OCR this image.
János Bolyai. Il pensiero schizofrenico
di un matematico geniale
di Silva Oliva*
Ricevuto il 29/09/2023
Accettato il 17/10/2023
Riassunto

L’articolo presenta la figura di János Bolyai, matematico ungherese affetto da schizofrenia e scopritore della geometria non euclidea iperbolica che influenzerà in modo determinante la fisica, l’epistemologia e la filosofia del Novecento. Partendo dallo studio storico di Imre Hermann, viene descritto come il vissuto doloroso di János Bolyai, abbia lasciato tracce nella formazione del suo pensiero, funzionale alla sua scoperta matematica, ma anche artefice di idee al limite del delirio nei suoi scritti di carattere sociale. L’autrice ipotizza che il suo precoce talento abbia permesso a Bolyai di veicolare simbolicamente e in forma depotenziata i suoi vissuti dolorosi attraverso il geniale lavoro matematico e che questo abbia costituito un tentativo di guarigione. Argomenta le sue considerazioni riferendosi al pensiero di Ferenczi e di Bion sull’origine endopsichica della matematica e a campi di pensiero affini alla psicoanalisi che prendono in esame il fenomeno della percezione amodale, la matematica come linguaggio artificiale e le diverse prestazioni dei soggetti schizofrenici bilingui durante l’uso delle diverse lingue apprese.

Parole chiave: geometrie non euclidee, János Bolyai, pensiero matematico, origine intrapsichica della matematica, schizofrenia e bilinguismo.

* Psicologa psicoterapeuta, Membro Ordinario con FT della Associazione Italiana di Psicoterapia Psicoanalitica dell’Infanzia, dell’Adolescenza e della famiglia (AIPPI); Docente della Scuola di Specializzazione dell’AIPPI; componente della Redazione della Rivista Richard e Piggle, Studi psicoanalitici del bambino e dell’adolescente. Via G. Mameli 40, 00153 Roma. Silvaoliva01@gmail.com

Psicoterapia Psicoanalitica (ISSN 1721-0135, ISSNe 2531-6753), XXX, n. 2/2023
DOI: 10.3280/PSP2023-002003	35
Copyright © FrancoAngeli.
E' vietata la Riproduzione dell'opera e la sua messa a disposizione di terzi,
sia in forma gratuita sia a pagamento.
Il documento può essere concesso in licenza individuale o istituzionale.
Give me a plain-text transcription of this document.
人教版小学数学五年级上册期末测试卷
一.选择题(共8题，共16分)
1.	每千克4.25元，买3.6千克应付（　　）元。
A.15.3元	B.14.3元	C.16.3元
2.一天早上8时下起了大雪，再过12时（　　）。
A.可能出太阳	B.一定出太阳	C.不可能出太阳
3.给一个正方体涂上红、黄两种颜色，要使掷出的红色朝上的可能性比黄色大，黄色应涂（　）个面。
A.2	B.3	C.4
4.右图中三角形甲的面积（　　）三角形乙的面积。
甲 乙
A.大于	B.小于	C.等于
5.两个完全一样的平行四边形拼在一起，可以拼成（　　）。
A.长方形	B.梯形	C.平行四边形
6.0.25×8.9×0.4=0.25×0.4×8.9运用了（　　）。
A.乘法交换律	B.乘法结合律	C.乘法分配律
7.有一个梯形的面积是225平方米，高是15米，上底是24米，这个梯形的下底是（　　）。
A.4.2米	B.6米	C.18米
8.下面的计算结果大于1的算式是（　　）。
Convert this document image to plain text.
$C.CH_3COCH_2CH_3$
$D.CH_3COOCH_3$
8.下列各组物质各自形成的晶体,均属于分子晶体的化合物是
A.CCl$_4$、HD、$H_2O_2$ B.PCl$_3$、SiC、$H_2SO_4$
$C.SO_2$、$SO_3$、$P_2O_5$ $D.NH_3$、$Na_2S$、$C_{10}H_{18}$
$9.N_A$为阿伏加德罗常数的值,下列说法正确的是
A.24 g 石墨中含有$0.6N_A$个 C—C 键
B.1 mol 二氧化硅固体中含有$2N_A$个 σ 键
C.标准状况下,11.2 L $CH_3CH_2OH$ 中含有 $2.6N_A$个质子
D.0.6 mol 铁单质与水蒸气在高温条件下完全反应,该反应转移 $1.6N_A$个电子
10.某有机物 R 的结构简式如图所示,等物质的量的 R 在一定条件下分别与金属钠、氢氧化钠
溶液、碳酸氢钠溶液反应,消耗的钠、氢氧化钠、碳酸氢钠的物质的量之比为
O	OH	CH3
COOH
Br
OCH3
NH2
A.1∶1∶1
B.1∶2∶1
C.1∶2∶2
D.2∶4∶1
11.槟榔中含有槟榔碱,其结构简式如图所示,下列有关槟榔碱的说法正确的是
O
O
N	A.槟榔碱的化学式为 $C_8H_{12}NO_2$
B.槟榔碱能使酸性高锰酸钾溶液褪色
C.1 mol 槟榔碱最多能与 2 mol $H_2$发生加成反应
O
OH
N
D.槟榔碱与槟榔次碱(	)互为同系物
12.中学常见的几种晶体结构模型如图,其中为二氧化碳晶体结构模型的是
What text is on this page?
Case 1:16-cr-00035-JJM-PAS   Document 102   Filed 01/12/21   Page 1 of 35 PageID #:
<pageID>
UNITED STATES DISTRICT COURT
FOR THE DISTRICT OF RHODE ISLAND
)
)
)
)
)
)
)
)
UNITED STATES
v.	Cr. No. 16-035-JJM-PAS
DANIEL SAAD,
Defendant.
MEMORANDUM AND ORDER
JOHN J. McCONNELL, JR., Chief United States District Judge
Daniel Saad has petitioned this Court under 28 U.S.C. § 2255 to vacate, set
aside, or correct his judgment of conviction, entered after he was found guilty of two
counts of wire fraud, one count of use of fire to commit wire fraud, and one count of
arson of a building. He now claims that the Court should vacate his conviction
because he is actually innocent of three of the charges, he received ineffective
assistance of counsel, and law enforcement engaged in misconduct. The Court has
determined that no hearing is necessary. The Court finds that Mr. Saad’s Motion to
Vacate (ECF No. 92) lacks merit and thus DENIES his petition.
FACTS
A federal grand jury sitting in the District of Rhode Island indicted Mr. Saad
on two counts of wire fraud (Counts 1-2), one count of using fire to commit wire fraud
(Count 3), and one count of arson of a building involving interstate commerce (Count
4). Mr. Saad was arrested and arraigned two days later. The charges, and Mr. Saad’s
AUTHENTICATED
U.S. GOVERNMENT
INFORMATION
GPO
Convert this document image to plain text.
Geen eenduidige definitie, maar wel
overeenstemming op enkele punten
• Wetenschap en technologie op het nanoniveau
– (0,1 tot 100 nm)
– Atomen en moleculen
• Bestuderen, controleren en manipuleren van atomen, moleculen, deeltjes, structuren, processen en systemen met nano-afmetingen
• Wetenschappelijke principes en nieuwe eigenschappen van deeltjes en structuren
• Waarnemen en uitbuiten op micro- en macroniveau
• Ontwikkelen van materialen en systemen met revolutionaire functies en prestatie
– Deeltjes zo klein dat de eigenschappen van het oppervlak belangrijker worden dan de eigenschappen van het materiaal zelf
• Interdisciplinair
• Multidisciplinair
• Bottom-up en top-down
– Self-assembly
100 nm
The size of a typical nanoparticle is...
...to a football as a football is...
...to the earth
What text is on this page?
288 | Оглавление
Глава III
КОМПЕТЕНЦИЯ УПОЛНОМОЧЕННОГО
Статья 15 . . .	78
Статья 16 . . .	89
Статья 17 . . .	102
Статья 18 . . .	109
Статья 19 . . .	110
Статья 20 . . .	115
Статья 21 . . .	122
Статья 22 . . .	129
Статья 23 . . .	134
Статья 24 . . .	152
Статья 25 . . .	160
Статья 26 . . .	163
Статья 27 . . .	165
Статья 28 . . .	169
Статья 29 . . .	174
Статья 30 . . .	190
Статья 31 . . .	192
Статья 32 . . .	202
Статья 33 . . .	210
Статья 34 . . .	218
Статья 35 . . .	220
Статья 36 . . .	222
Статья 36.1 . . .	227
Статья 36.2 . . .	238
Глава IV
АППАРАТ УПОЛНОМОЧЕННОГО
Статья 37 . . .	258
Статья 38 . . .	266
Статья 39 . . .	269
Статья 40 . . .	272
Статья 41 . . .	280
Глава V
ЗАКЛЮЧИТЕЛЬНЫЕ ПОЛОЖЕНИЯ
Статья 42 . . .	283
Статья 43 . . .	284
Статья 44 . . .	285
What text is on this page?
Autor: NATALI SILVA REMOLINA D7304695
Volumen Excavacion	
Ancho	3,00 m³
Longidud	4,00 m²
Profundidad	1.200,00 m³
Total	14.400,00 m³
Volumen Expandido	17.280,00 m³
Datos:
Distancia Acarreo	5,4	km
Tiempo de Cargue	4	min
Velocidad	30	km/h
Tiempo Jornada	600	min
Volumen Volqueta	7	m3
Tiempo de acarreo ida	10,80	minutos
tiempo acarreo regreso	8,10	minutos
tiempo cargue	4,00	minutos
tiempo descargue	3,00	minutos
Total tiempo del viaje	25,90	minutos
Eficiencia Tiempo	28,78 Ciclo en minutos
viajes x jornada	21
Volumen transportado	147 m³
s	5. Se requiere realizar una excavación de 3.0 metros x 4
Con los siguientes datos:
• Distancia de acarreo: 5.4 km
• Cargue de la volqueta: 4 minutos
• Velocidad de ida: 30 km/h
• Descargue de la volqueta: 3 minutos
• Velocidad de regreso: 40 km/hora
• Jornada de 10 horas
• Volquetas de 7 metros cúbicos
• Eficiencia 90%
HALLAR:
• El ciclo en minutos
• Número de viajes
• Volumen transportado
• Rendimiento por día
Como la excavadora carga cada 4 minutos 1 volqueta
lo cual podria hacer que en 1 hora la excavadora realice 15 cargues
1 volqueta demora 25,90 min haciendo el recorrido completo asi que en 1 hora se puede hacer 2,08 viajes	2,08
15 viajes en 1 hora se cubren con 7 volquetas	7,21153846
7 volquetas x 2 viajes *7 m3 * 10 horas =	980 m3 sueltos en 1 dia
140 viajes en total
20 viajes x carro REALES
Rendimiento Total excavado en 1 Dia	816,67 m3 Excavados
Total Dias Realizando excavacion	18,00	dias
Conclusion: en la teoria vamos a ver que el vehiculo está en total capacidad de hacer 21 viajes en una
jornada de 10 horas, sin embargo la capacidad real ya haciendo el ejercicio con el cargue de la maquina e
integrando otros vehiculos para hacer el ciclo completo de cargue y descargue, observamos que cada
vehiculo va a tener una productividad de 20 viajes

------------------------------

§ EXERCISE INSTRUCTIONS
Track down every line with the word "that" and copy it.

§ EXERCISE ANSWER
arson of a building. He now claims that the Court should vacate his conviction
determined that no hearing is necessary. The Court finds that Mr. Saad’s Motion to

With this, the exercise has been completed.